◆ Source document ◆
..........

Here coroutine 0x55e7cbed7680 is being blocked waiting while coroutine
0x7f9edb7fe500 will finish with fallocate of the file area. OK. It is
time to handle next coroutine, which
    co=0x55e7cbee91b0 qcow2_co_pwritev_task()
    co=0x55e7cbee91b0 preallocate_co_pwritev_part()
    co=0x55e7cbee91b0 handle_write()
    co=0x55e7cbee91b0 bdrv_co_do_pwrite_zeroes()
    co=0x55e7cbee91b0 raw_do_pwrite_zeroes()
    co=0x7f9edb7deb00 do_fallocate()

The trouble comes here. Coroutine 0x55e7cbed7680 has not advanced
file_end yet and coroutine 0x55e7cbee91b0 will start fallocate() for
the same area. This means that if (once fallocate is started inside
0x7f9edb7deb00) original fallocate could end and the real write will
be executed. In that case write() request is handled at the same time
as fallocate().

The patch moves s->file_lock assignment before fallocate and that is
crucial. The idea is that all subsequent requests into the area
being preallocation will be issued as just writes without fallocate
to this area and they will not proceed thanks to overlapping
requests mechanics. If preallocation will fail, we will just switch
to the normal expand-by-write behavior and that is not a problem
except performance.

Signed-off-by: Denis V. Lunev <den@openvz.org>
Tested-by: Andrey Drobyshev <andrey.drobyshev@virtuozzo.com>
---
 block/preallocate.c | 8 +++++++-
 1 file changed, 7 insertions(+), 1 deletion(-)

Comments

Kevin Wolf July 18, 2024, 3:51 p.m. UTC | #1
Am 16.07.2024 um 16:41 hat Andrey Drobyshev geschrieben:
> From: "Denis V. Lunev" <den@openvz.org>
> 
> We have observed that some clusters in the QCOW2 files are zeroed
> while preallocation filter is used.
> 
> We are able to trace down the following sequence when prealloc-filter
> is used:
>     co=0x55e7cbed7680 qcow2_co_pwritev_task()
>     co=0x55e7cbed7680 preallocate_co_pwritev_part()
>     co=0x55e7cbed7680 handle_write()
>     co=0x55e7cbed7680 bdrv_co_do_pwrite_zeroes()
>     co=0x55e7cbed7680 raw_do_pwrite_zeroes()
>     co=0x7f9edb7fe500 do_fallocate()
> 
> Here coroutine 0x55e7cbed7680 is being blocked waiting while coroutine
> 0x7f9edb7fe500 will finish with fallocate of the file area. OK. It is
> time to handle next coroutine, which
>     co=0x55e7cbee91b0 qcow2_co_pwritev_task()

..........

◆ Exercise description ◆
Does each statement below agree with the patch text? Answer yes or no for each, quoting the words from the text that decide it.
1. The patch moves the s->file_lock assignment to after fallocate.
2. If preallocation fails, falling back to expand-by-write costs only performance.
3. The patch changes a single file.

◆ Data excerpt ◆
..........

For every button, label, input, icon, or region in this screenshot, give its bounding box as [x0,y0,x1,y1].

..........

◆ Answer below ◆
1. No: "The patch moves s->file_lock assignment before fallocate"
2. Yes: "that is not a problem except performance"
3. Yes: "1 file changed"